** Start TASK DATA **
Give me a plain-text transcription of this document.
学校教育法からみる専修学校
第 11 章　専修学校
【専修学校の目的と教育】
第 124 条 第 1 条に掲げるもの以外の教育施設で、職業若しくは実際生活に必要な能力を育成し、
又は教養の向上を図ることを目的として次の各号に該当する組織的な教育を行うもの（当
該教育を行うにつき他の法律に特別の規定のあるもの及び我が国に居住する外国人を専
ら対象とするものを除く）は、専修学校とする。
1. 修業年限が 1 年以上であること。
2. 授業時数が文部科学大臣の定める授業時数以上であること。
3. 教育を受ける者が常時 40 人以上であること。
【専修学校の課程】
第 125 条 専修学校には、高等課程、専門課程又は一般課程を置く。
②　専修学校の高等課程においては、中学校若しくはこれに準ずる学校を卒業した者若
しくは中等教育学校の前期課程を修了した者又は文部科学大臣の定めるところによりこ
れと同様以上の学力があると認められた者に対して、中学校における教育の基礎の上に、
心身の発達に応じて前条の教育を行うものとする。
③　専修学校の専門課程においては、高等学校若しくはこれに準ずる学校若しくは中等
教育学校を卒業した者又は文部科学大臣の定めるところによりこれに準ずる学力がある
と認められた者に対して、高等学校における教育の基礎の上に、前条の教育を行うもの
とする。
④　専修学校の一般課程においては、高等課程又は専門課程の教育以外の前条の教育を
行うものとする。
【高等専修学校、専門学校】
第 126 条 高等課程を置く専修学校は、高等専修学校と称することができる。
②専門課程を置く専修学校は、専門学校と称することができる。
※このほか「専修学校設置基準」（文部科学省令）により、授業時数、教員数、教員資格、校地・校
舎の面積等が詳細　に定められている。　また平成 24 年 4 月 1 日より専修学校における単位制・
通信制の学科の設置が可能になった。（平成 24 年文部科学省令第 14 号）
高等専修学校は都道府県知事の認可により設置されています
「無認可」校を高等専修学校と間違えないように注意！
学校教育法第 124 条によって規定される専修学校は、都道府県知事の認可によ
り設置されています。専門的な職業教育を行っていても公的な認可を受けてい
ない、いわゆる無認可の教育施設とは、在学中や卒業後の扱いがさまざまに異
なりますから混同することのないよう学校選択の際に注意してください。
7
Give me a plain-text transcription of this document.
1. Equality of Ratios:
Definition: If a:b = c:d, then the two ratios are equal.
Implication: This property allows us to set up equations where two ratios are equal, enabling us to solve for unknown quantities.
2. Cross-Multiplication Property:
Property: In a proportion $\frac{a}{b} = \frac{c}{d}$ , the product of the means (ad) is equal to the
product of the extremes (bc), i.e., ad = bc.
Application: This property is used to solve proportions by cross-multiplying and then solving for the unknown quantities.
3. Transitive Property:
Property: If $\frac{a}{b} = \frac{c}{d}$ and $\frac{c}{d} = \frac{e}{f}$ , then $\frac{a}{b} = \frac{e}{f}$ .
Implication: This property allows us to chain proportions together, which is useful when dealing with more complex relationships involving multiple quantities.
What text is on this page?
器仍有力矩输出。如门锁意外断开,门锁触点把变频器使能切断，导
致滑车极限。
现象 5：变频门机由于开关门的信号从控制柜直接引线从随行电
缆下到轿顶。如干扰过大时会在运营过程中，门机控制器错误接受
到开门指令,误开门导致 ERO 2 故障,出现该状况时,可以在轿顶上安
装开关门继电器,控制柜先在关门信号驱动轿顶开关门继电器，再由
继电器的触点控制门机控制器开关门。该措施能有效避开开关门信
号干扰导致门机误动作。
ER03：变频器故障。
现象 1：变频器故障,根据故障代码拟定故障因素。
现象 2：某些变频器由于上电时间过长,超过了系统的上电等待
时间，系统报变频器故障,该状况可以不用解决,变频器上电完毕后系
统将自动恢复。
** End TASK DATA **
[GIVEN REQUEST] Report how many lines of the data hold the string "allows"; give only the number.

[ANSWER TO THIS EXERCISE] 2